───── DATA FOR THIS TASK

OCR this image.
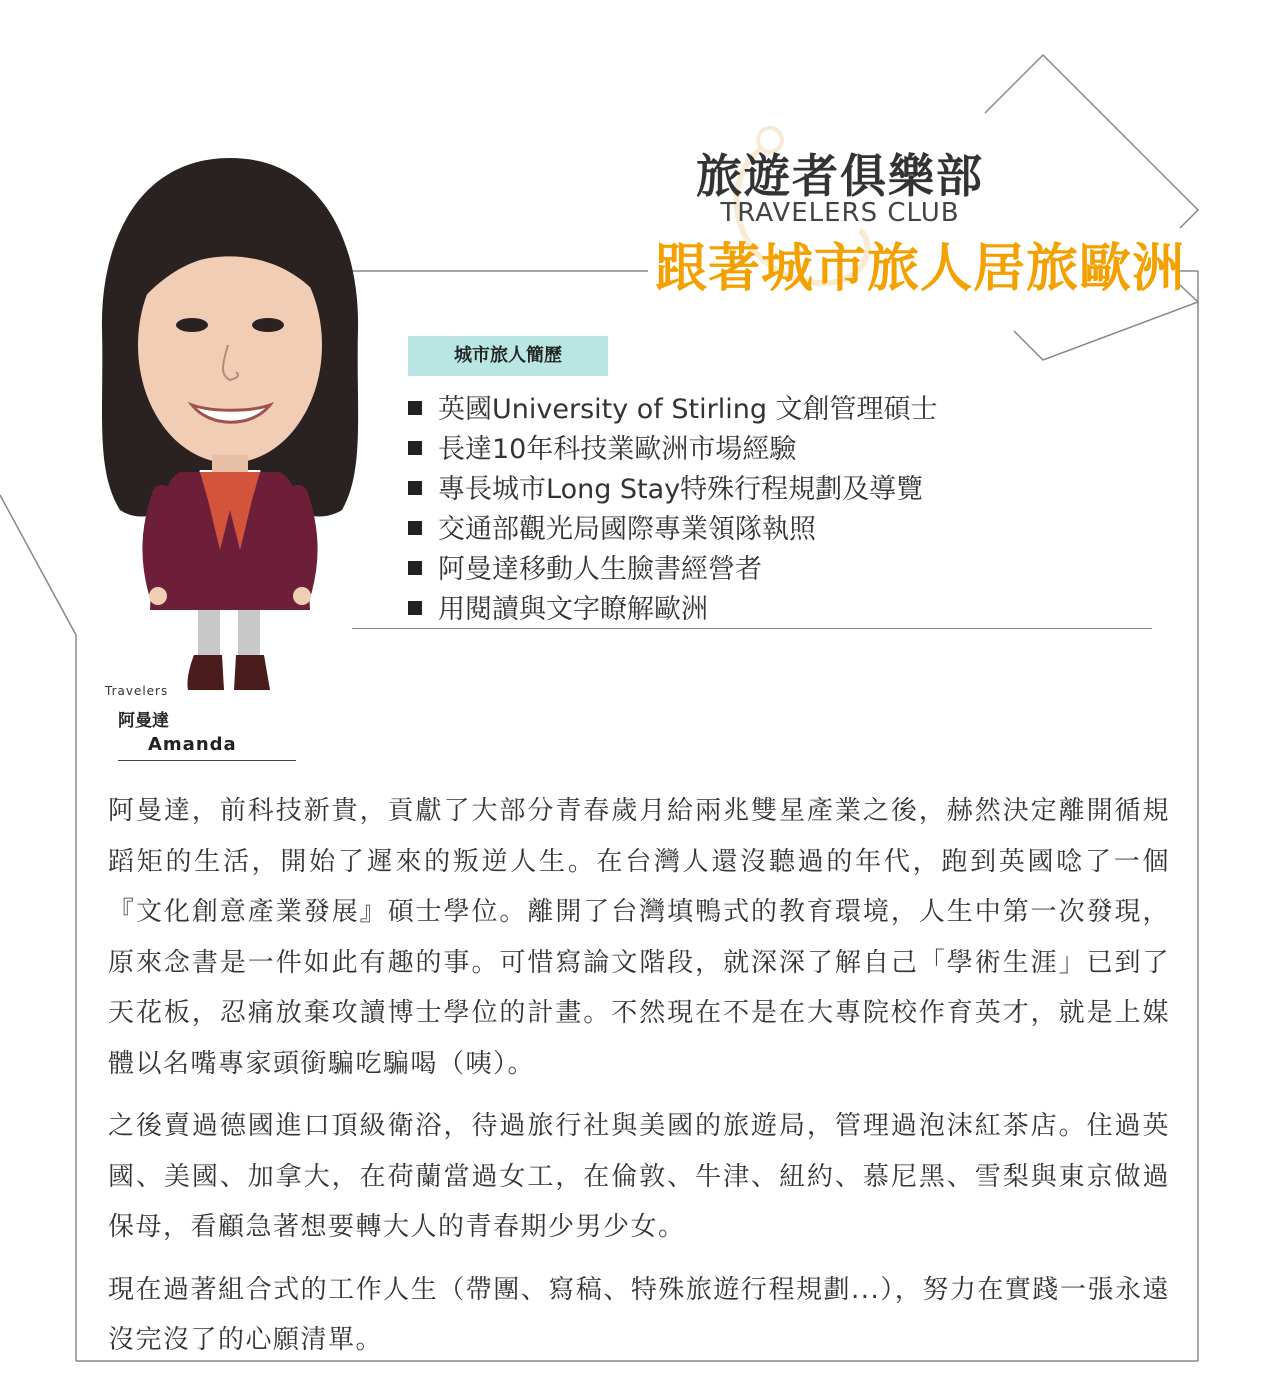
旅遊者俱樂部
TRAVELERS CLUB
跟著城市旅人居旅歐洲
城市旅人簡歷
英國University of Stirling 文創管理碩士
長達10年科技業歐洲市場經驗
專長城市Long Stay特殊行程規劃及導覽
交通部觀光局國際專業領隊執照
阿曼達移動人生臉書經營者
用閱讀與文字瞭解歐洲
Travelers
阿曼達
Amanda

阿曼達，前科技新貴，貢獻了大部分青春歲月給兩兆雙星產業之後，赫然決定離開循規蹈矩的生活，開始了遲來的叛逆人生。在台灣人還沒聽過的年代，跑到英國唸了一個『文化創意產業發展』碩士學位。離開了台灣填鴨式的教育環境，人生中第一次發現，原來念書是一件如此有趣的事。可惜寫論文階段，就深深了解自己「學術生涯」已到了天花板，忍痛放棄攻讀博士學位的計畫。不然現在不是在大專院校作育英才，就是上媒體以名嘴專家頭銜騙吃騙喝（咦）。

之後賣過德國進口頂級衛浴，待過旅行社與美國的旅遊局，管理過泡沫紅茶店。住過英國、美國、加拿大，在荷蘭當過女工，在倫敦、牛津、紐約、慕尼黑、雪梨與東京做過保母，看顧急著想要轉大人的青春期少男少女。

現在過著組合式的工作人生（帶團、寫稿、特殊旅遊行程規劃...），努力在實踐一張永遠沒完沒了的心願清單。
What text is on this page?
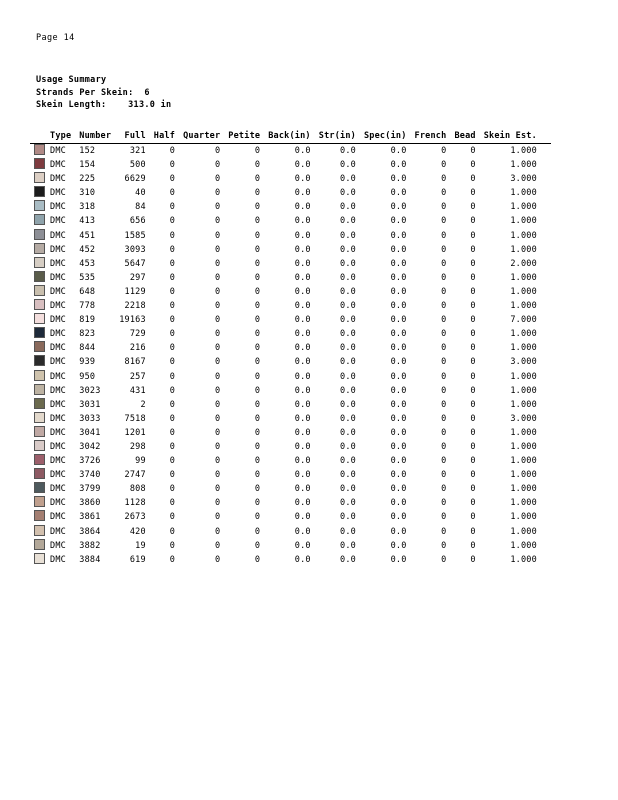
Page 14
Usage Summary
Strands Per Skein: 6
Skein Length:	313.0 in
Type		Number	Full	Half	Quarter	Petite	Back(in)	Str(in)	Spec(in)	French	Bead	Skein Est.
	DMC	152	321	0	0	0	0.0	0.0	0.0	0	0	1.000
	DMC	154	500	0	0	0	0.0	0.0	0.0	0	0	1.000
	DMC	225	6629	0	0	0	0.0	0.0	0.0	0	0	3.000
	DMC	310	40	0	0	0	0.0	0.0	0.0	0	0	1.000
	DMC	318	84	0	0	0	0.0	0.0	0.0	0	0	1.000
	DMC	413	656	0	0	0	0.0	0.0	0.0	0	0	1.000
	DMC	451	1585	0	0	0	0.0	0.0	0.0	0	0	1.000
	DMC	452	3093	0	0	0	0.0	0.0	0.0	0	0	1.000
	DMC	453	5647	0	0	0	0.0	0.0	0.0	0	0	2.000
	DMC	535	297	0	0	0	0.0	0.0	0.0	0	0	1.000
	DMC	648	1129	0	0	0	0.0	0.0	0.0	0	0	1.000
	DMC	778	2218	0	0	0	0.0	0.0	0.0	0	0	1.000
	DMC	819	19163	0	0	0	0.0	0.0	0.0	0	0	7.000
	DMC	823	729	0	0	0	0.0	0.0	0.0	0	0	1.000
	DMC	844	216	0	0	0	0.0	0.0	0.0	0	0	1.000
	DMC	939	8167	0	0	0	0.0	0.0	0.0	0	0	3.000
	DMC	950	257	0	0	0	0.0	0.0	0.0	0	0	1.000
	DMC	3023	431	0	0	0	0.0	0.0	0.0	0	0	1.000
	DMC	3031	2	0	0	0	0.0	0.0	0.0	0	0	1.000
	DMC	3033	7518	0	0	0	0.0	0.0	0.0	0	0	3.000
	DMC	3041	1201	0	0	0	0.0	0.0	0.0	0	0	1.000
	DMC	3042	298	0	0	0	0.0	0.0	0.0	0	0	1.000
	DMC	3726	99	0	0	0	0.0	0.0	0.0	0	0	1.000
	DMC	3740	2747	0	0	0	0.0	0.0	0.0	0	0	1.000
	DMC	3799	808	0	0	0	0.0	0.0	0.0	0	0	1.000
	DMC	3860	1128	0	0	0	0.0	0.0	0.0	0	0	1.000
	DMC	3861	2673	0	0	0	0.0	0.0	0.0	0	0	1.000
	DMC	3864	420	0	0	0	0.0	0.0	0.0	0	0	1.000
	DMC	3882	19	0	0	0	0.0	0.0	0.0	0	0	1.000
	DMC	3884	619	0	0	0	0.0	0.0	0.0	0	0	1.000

──────────

Write out all the entries word for word, but skip any images.

> **RESPONSE FOR THIS EXERCISE**
OCR this image.
旅遊者俱樂部
TRAVELERS CLUB
跟著城市旅人居旅歐洲
城市旅人簡歷
英國University of Stirling 文創管理碩士
長達10年科技業歐洲市場經驗
專長城市Long Stay特殊行程規劃及導覽
交通部觀光局國際專業領隊執照
阿曼達移動人生臉書經營者
用閱讀與文字瞭解歐洲
Travelers
阿曼達
Amanda

阿曼達，前科技新貴，貢獻了大部分青春歲月給兩兆雙星產業之後，赫然決定離開循規蹈矩的生活，開始了遲來的叛逆人生。在台灣人還沒聽過的年代，跑到英國唸了一個『文化創意產業發展』碩士學位。離開了台灣填鴨式的教育環境，人生中第一次發現，原來念書是一件如此有趣的事。可惜寫論文階段，就深深了解自己「學術生涯」已到了天花板，忍痛放棄攻讀博士學位的計畫。不然現在不是在大專院校作育英才，就是上媒體以名嘴專家頭銜騙吃騙喝（咦）。

之後賣過德國進口頂級衛浴，待過旅行社與美國的旅遊局，管理過泡沫紅茶店。住過英國、美國、加拿大，在荷蘭當過女工，在倫敦、牛津、紐約、慕尼黑、雪梨與東京做過保母，看顧急著想要轉大人的青春期少男少女。

現在過著組合式的工作人生（帶團、寫稿、特殊旅遊行程規劃...），努力在實踐一張永遠沒完沒了的心願清單。
What text is on this page?
Page 14
Usage Summary
Strands Per Skein: 6
Skein Length:	313.0 in
Type		Number	Full	Half	Quarter	Petite	Back(in)	Str(in)	Spec(in)	French	Bead	Skein Est.
	DMC	152	321	0	0	0	0.0	0.0	0.0	0	0	1.000
	DMC	154	500	0	0	0	0.0	0.0	0.0	0	0	1.000
	DMC	225	6629	0	0	0	0.0	0.0	0.0	0	0	3.000
	DMC	310	40	0	0	0	0.0	0.0	0.0	0	0	1.000
	DMC	318	84	0	0	0	0.0	0.0	0.0	0	0	1.000
	DMC	413	656	0	0	0	0.0	0.0	0.0	0	0	1.000
	DMC	451	1585	0	0	0	0.0	0.0	0.0	0	0	1.000
	DMC	452	3093	0	0	0	0.0	0.0	0.0	0	0	1.000
	DMC	453	5647	0	0	0	0.0	0.0	0.0	0	0	2.000
	DMC	535	297	0	0	0	0.0	0.0	0.0	0	0	1.000
	DMC	648	1129	0	0	0	0.0	0.0	0.0	0	0	1.000
	DMC	778	2218	0	0	0	0.0	0.0	0.0	0	0	1.000
	DMC	819	19163	0	0	0	0.0	0.0	0.0	0	0	7.000
	DMC	823	729	0	0	0	0.0	0.0	0.0	0	0	1.000
	DMC	844	216	0	0	0	0.0	0.0	0.0	0	0	1.000
	DMC	939	8167	0	0	0	0.0	0.0	0.0	0	0	3.000
	DMC	950	257	0	0	0	0.0	0.0	0.0	0	0	1.000
	DMC	3023	431	0	0	0	0.0	0.0	0.0	0	0	1.000
	DMC	3031	2	0	0	0	0.0	0.0	0.0	0	0	1.000
	DMC	3033	7518	0	0	0	0.0	0.0	0.0	0	0	3.000
	DMC	3041	1201	0	0	0	0.0	0.0	0.0	0	0	1.000
	DMC	3042	298	0	0	0	0.0	0.0	0.0	0	0	1.000
	DMC	3726	99	0	0	0	0.0	0.0	0.0	0	0	1.000
	DMC	3740	2747	0	0	0	0.0	0.0	0.0	0	0	1.000
	DMC	3799	808	0	0	0	0.0	0.0	0.0	0	0	1.000
	DMC	3860	1128	0	0	0	0.0	0.0	0.0	0	0	1.000
	DMC	3861	2673	0	0	0	0.0	0.0	0.0	0	0	1.000
	DMC	3864	420	0	0	0	0.0	0.0	0.0	0	0	1.000
	DMC	3882	19	0	0	0	0.0	0.0	0.0	0	0	1.000
	DMC	3884	619	0	0	0	0.0	0.0	0.0	0	0	1.000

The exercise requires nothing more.